We can state, with good reason, that “with a confession, there’s no need for proof.” Morábito has always emphasized the decisive impact on his literary fate of the capers he pulled as a restless young boy, his imagination and ingenuity brimming over. He always found in small things the right expression and manners to explain and represent the complexities of a world that would be incomprehensible any other way—complexities that would ultimately provide teachings and discoveries without which the reader and writer he is at present would not exist: a reader and writer who will always, inevitably, carry the weight of his “crime” and his “punishment.” Without the traitor and the thief, there would be no shame and no remorse, but nor would there be the poems, the stories, the novels, and the essays that have turned us into his devoted readers.

→ **Data extract**:
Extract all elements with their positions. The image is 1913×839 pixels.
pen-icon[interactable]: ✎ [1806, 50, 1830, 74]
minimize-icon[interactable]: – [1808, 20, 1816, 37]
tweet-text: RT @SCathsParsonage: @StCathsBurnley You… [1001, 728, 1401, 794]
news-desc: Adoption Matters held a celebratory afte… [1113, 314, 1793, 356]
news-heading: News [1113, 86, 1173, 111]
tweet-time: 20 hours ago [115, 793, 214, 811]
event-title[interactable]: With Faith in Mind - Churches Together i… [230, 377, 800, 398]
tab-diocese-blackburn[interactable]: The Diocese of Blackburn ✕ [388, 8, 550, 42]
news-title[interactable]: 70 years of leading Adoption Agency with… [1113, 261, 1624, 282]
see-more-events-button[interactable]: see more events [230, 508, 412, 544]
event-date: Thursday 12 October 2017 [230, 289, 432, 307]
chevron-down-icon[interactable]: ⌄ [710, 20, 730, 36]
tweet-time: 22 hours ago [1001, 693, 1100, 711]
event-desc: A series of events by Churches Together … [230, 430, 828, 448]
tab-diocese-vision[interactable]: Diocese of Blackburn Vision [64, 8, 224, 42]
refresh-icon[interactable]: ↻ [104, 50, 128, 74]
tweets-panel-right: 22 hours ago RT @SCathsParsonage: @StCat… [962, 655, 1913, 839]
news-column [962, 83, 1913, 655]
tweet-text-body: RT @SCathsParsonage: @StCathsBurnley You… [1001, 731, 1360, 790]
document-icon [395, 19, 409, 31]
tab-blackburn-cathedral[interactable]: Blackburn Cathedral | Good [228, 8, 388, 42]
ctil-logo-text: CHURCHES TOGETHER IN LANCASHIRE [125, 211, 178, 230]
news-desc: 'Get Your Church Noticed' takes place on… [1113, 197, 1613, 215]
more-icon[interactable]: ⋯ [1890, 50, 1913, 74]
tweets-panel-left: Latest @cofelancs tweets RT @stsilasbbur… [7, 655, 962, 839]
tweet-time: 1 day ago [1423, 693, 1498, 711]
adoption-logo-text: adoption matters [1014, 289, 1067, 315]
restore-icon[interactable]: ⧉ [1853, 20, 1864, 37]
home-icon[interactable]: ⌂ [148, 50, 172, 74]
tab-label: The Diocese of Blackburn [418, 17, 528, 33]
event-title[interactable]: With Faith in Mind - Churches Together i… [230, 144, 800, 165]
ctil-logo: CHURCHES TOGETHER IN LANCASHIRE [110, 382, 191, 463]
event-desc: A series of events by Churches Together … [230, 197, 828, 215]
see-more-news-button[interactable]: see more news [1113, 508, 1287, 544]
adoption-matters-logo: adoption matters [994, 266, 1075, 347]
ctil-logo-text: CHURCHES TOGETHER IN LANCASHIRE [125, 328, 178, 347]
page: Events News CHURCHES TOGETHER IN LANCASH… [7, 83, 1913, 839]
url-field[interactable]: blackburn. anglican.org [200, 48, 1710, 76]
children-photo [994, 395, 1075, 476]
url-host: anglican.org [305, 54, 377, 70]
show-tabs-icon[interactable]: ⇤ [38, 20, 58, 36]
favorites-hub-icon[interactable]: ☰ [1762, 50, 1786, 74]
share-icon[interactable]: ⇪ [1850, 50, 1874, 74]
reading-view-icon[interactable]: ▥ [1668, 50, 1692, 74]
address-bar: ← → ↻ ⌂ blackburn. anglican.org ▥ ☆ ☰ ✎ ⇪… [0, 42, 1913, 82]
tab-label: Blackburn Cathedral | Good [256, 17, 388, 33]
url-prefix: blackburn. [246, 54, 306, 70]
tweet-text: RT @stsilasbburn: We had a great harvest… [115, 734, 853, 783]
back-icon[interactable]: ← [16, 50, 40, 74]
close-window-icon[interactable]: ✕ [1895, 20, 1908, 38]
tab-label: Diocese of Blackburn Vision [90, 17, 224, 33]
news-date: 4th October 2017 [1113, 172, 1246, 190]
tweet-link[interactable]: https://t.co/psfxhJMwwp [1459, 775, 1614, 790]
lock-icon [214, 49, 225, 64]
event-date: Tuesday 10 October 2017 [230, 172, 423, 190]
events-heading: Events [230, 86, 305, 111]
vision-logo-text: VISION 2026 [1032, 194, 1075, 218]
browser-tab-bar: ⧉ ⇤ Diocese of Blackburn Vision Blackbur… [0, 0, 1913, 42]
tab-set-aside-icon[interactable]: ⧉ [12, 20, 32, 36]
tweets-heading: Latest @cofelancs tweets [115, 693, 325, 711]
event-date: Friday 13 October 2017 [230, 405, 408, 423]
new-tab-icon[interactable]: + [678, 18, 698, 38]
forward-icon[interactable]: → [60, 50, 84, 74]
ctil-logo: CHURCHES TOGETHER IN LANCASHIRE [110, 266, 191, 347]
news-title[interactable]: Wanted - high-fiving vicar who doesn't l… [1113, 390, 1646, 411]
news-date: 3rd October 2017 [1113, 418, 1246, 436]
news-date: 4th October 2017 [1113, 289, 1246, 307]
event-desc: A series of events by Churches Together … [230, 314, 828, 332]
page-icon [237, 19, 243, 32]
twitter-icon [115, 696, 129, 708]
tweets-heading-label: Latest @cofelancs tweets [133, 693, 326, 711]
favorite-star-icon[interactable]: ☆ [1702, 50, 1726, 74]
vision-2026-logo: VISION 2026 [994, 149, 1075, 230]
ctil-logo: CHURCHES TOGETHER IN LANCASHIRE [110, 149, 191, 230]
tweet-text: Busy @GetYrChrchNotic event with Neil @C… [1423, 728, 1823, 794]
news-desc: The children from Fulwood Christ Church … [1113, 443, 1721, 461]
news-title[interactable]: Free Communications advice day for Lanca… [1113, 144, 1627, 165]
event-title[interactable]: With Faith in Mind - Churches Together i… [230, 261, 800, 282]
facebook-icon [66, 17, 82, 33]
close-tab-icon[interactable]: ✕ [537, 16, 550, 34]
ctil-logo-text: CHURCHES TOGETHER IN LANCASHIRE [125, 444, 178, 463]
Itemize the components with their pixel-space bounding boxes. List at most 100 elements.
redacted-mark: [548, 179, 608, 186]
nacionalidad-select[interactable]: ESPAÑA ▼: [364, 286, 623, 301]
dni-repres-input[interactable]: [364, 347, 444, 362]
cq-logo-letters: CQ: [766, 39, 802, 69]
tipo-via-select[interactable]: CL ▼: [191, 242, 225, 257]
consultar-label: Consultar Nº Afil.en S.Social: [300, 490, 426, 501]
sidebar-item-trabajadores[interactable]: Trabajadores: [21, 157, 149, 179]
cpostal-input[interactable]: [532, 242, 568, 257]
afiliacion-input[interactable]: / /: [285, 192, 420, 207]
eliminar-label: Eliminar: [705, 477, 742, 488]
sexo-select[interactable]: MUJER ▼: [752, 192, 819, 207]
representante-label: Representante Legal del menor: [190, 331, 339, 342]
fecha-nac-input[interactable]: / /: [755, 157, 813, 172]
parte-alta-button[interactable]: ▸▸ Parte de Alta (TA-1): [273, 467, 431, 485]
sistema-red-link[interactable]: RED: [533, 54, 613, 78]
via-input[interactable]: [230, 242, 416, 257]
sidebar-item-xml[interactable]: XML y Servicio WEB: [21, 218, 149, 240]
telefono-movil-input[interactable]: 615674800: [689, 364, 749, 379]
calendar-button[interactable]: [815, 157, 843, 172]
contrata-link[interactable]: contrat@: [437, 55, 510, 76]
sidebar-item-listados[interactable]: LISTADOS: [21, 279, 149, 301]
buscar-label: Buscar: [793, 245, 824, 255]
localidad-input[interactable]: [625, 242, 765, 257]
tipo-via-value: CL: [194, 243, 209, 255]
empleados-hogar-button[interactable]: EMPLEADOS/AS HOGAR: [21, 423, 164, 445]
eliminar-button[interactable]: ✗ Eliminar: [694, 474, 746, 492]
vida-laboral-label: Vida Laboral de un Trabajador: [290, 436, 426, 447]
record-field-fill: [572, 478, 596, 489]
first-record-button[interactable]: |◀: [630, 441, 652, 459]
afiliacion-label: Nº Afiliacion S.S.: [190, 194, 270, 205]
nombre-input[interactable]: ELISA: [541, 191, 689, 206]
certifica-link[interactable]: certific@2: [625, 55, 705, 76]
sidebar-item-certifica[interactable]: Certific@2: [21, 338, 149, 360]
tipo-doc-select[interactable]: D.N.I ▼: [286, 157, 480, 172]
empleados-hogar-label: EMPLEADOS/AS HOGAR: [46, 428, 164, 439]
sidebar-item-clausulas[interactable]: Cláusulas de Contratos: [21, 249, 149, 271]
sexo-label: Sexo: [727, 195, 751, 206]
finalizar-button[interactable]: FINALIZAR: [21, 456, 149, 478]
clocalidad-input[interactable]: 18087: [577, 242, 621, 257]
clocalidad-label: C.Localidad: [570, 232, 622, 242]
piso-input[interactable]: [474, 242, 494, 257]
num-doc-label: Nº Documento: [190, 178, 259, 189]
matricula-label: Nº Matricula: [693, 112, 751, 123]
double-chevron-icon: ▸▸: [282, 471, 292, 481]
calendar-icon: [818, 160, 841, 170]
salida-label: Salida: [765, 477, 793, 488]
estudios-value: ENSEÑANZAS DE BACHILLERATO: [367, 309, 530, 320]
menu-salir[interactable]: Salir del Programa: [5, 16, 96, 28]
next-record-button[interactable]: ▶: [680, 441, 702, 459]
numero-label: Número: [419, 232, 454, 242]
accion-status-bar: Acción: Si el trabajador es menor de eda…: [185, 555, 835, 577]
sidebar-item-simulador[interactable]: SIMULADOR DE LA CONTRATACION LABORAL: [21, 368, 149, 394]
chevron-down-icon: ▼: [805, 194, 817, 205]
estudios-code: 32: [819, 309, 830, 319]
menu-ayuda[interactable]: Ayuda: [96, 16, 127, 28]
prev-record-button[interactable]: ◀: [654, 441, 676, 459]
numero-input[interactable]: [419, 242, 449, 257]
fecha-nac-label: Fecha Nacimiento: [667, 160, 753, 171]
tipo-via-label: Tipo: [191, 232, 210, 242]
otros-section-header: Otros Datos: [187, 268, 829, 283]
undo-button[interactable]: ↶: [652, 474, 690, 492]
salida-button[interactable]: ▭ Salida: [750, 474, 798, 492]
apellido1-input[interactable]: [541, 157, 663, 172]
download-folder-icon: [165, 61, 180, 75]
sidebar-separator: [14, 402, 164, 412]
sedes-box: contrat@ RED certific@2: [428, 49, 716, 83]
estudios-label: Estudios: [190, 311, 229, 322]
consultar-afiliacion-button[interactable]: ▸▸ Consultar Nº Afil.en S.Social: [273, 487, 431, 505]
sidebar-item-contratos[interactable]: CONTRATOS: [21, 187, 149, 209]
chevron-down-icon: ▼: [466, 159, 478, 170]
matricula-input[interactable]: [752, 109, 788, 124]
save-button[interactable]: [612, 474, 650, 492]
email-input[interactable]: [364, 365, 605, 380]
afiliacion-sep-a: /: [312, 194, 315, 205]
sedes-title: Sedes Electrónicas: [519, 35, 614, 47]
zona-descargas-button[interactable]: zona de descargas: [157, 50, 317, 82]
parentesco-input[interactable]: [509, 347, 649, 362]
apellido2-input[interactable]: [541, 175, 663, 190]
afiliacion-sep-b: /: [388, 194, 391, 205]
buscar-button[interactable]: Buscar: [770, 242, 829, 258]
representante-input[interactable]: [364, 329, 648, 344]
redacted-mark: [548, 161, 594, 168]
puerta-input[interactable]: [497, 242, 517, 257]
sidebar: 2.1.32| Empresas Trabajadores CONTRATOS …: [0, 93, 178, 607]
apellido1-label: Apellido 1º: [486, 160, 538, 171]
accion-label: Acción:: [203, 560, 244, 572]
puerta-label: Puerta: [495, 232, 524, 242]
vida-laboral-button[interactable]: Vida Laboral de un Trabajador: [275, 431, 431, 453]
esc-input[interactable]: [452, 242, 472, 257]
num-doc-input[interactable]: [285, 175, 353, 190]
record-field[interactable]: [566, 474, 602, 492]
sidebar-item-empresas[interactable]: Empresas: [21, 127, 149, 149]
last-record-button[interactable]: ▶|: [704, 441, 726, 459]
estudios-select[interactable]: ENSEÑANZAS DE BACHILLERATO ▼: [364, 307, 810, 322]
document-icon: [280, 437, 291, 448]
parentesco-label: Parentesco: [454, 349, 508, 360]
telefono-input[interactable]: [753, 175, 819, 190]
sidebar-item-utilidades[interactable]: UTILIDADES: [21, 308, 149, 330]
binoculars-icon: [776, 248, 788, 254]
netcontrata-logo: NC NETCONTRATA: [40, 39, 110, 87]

→ **Work instructions**: From the final sentence of the passage on Morábito, list every kind of literary work it names.

→ **Answer box**: Poems, stories, novels, and essays.